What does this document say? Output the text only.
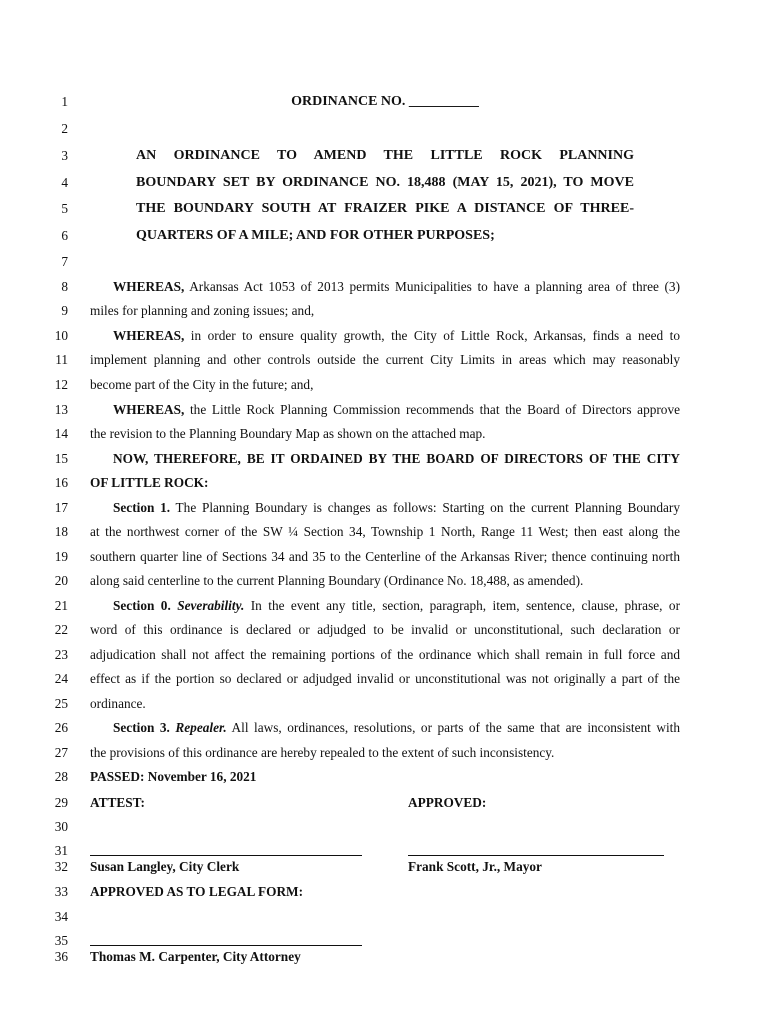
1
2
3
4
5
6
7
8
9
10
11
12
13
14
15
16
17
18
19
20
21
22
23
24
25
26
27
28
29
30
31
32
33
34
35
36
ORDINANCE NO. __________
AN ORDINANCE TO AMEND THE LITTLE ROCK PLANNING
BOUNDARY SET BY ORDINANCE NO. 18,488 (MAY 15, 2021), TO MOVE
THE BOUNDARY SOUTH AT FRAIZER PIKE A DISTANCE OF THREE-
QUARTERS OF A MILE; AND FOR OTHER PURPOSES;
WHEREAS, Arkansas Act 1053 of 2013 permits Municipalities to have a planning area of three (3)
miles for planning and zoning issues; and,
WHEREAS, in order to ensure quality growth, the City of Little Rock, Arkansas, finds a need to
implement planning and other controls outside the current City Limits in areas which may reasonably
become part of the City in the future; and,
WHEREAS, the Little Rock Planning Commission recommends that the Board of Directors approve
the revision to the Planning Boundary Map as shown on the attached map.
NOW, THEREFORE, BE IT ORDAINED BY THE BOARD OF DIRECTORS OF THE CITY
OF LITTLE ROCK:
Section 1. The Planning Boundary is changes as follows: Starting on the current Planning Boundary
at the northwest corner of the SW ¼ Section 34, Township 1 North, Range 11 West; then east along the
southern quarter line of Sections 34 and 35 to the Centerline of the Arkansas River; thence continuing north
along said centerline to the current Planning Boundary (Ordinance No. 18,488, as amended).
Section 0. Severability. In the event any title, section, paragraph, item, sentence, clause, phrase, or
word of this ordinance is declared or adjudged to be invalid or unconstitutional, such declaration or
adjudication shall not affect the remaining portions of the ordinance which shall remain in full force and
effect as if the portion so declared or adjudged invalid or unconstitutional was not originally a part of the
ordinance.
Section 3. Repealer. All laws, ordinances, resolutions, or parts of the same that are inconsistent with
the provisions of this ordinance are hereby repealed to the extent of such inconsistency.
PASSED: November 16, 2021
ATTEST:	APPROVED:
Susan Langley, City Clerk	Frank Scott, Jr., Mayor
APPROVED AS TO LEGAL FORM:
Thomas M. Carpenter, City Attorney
:::
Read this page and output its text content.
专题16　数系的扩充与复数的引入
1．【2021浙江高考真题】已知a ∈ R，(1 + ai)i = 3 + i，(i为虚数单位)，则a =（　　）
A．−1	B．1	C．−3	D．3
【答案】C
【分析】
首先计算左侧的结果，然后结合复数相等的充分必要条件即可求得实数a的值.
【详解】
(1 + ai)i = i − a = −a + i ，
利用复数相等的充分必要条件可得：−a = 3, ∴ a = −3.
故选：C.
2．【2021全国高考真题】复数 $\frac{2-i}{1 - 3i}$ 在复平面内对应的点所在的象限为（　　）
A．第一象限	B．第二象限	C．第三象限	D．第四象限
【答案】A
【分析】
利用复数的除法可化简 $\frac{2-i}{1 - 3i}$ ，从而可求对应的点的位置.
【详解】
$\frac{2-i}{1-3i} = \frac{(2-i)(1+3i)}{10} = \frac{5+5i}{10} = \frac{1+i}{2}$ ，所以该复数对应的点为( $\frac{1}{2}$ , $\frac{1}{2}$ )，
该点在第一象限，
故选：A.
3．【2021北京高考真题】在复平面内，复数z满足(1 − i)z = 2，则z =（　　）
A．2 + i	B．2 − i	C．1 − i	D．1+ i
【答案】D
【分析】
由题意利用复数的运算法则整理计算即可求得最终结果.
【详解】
:::
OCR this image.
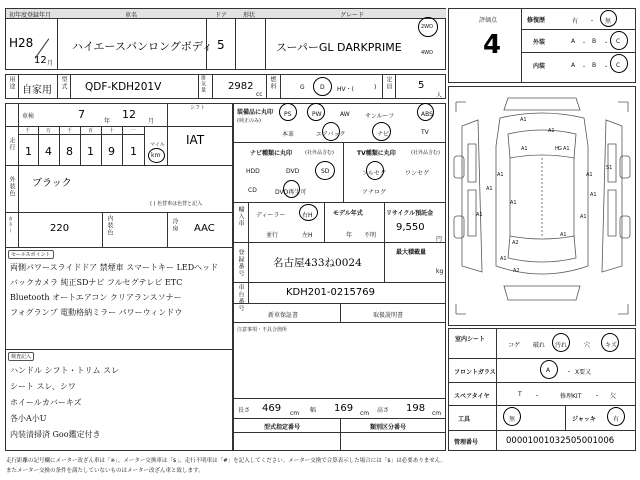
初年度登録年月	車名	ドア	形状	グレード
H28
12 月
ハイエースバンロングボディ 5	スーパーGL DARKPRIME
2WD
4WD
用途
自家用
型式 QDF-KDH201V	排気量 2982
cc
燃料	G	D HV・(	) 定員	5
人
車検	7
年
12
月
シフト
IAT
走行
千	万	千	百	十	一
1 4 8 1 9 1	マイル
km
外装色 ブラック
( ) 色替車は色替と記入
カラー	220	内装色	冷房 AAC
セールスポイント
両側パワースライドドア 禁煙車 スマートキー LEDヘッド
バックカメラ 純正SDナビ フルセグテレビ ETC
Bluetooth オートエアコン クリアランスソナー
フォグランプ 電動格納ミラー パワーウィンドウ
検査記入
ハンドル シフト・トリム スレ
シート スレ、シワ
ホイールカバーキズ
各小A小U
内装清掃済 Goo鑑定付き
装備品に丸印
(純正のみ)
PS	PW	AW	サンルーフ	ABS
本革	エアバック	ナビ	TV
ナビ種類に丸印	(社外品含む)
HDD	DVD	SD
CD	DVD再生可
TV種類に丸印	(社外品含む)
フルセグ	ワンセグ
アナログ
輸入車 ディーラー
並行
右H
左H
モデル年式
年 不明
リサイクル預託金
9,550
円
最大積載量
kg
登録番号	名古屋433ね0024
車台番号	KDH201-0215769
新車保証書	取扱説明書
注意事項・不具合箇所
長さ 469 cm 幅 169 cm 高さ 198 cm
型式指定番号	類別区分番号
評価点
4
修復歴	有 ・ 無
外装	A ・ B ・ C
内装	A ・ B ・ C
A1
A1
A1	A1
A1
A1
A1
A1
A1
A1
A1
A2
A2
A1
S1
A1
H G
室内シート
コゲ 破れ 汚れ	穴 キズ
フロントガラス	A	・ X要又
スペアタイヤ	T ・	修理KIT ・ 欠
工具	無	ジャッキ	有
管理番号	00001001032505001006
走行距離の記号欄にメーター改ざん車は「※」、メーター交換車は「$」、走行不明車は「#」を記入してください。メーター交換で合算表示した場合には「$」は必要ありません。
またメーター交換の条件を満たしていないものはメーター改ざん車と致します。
:::
Copy, from the material, each line that holds the string "unconstitutional".

RESPONSE:
word of this ordinance is declared or adjudged to be invalid or unconstitutional, such declaration or
effect as if the portion so declared or adjudged invalid or unconstitutional was not originally a part of the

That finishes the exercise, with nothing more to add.